Omit all images, then return the remaining material exactly as it stands.

>> start Record set

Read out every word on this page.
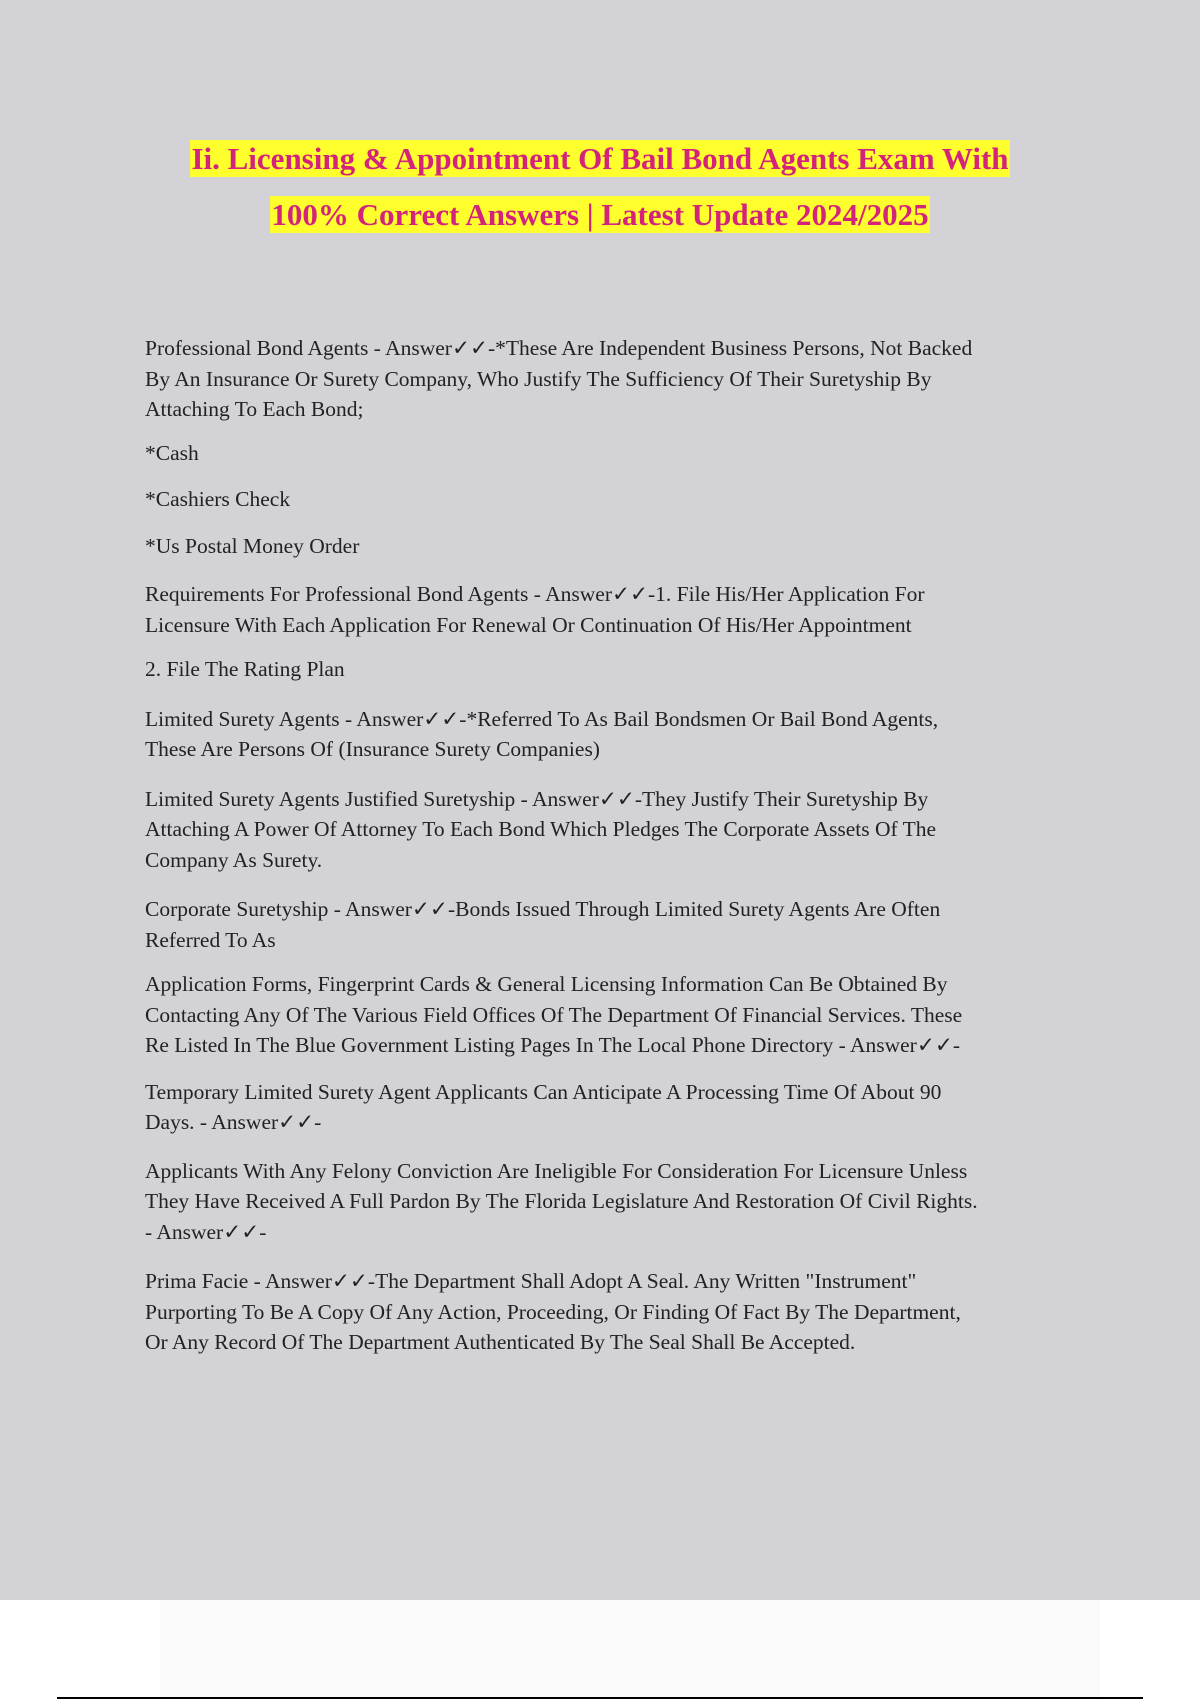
Ii. Licensing & Appointment Of Bail Bond Agents Exam With
100% Correct Answers | Latest Update 2024/2025

Professional Bond Agents - Answer✓✓-*These Are Independent Business Persons, Not Backed
By An Insurance Or Surety Company, Who Justify The Sufficiency Of Their Suretyship By
Attaching To Each Bond;

*Cash

*Cashiers Check

*Us Postal Money Order

Requirements For Professional Bond Agents - Answer✓✓-1. File His/Her Application For
Licensure With Each Application For Renewal Or Continuation Of His/Her Appointment

2. File The Rating Plan

Limited Surety Agents - Answer✓✓-*Referred To As Bail Bondsmen Or Bail Bond Agents,
These Are Persons Of (Insurance Surety Companies)

Limited Surety Agents Justified Suretyship - Answer✓✓-They Justify Their Suretyship By
Attaching A Power Of Attorney To Each Bond Which Pledges The Corporate Assets Of The
Company As Surety.

Corporate Suretyship - Answer✓✓-Bonds Issued Through Limited Surety Agents Are Often
Referred To As

Application Forms, Fingerprint Cards & General Licensing Information Can Be Obtained By
Contacting Any Of The Various Field Offices Of The Department Of Financial Services. These
Re Listed In The Blue Government Listing Pages In The Local Phone Directory - Answer✓✓-

Temporary Limited Surety Agent Applicants Can Anticipate A Processing Time Of About 90
Days. - Answer✓✓-

Applicants With Any Felony Conviction Are Ineligible For Consideration For Licensure Unless
They Have Received A Full Pardon By The Florida Legislature And Restoration Of Civil Rights.
- Answer✓✓-

Prima Facie - Answer✓✓-The Department Shall Adopt A Seal. Any Written "Instrument"
Purporting To Be A Copy Of Any Action, Proceeding, Or Finding Of Fact By The Department,
Or Any Record Of The Department Authenticated By The Seal Shall Be Accepted.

>> end Record set

Final result:
Read out every word on this page.
Ii. Licensing & Appointment Of Bail Bond Agents Exam With
100% Correct Answers | Latest Update 2024/2025

Professional Bond Agents - Answer✓✓-*These Are Independent Business Persons, Not Backed
By An Insurance Or Surety Company, Who Justify The Sufficiency Of Their Suretyship By
Attaching To Each Bond;

*Cash

*Cashiers Check

*Us Postal Money Order

Requirements For Professional Bond Agents - Answer✓✓-1. File His/Her Application For
Licensure With Each Application For Renewal Or Continuation Of His/Her Appointment

2. File The Rating Plan

Limited Surety Agents - Answer✓✓-*Referred To As Bail Bondsmen Or Bail Bond Agents,
These Are Persons Of (Insurance Surety Companies)

Limited Surety Agents Justified Suretyship - Answer✓✓-They Justify Their Suretyship By
Attaching A Power Of Attorney To Each Bond Which Pledges The Corporate Assets Of The
Company As Surety.

Corporate Suretyship - Answer✓✓-Bonds Issued Through Limited Surety Agents Are Often
Referred To As

Application Forms, Fingerprint Cards & General Licensing Information Can Be Obtained By
Contacting Any Of The Various Field Offices Of The Department Of Financial Services. These
Re Listed In The Blue Government Listing Pages In The Local Phone Directory - Answer✓✓-

Temporary Limited Surety Agent Applicants Can Anticipate A Processing Time Of About 90
Days. - Answer✓✓-

Applicants With Any Felony Conviction Are Ineligible For Consideration For Licensure Unless
They Have Received A Full Pardon By The Florida Legislature And Restoration Of Civil Rights.
- Answer✓✓-

Prima Facie - Answer✓✓-The Department Shall Adopt A Seal. Any Written "Instrument"
Purporting To Be A Copy Of Any Action, Proceeding, Or Finding Of Fact By The Department,
Or Any Record Of The Department Authenticated By The Seal Shall Be Accepted.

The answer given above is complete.